* WRITTEN REQUEST: Report how many lines of the following entries include the string "automotive"; respond with the number alone.
-- WORKING DATA start --
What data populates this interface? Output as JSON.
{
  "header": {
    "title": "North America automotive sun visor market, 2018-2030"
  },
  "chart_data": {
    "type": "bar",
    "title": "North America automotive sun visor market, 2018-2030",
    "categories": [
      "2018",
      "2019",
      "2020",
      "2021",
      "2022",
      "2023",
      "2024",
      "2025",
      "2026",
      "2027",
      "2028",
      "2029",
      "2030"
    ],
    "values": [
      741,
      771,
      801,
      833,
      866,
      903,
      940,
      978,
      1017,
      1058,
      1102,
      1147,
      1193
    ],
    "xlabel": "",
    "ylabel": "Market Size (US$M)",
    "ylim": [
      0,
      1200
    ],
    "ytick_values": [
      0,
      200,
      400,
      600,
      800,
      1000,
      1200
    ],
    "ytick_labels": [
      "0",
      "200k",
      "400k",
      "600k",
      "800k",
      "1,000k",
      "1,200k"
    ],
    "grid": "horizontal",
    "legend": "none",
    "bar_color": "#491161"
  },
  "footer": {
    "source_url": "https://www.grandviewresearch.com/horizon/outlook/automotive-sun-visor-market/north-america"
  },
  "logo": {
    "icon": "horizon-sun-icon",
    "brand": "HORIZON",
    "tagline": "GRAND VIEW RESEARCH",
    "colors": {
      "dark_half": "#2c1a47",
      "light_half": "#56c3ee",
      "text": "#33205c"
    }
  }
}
-- WORKING DATA end --
* FULL OUTPUT: 3